§ **Task goal**
The required output is a single number: how many lines of the material contain the string "JSON".

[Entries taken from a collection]
__________
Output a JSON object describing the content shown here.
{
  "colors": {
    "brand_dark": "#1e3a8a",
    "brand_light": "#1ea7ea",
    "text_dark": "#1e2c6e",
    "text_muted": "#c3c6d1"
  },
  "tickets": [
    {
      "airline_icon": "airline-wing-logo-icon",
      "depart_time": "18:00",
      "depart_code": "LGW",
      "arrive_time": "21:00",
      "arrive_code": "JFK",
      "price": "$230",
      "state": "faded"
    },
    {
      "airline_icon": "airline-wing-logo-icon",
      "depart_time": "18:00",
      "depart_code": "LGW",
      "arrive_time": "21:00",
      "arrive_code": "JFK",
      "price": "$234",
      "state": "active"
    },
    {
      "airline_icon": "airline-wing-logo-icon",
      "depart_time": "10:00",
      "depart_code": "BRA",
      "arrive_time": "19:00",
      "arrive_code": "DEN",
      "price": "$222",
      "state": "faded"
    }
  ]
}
__________
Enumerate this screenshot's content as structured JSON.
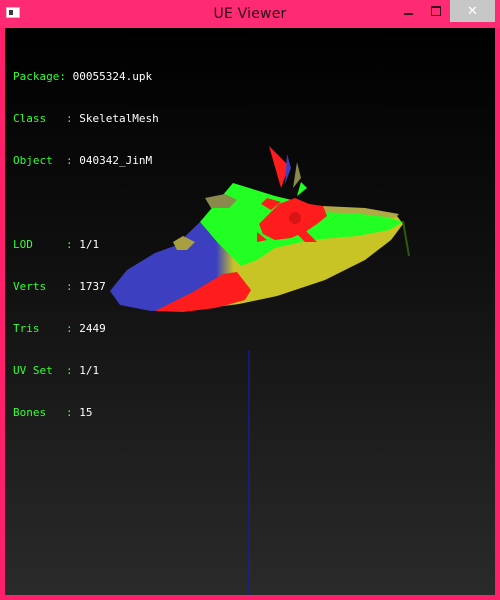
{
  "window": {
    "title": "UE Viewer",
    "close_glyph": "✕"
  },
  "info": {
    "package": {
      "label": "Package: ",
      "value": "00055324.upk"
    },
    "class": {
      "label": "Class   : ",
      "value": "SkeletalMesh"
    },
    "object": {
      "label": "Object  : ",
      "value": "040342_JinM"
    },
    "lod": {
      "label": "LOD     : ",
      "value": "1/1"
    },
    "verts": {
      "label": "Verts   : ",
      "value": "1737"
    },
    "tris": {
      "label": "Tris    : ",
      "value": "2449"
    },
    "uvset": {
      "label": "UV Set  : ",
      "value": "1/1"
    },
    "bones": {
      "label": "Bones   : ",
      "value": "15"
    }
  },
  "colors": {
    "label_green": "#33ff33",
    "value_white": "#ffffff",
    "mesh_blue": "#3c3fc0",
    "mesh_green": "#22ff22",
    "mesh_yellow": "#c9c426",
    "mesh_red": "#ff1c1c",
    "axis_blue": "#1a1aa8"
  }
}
__________
§ **The answer**
2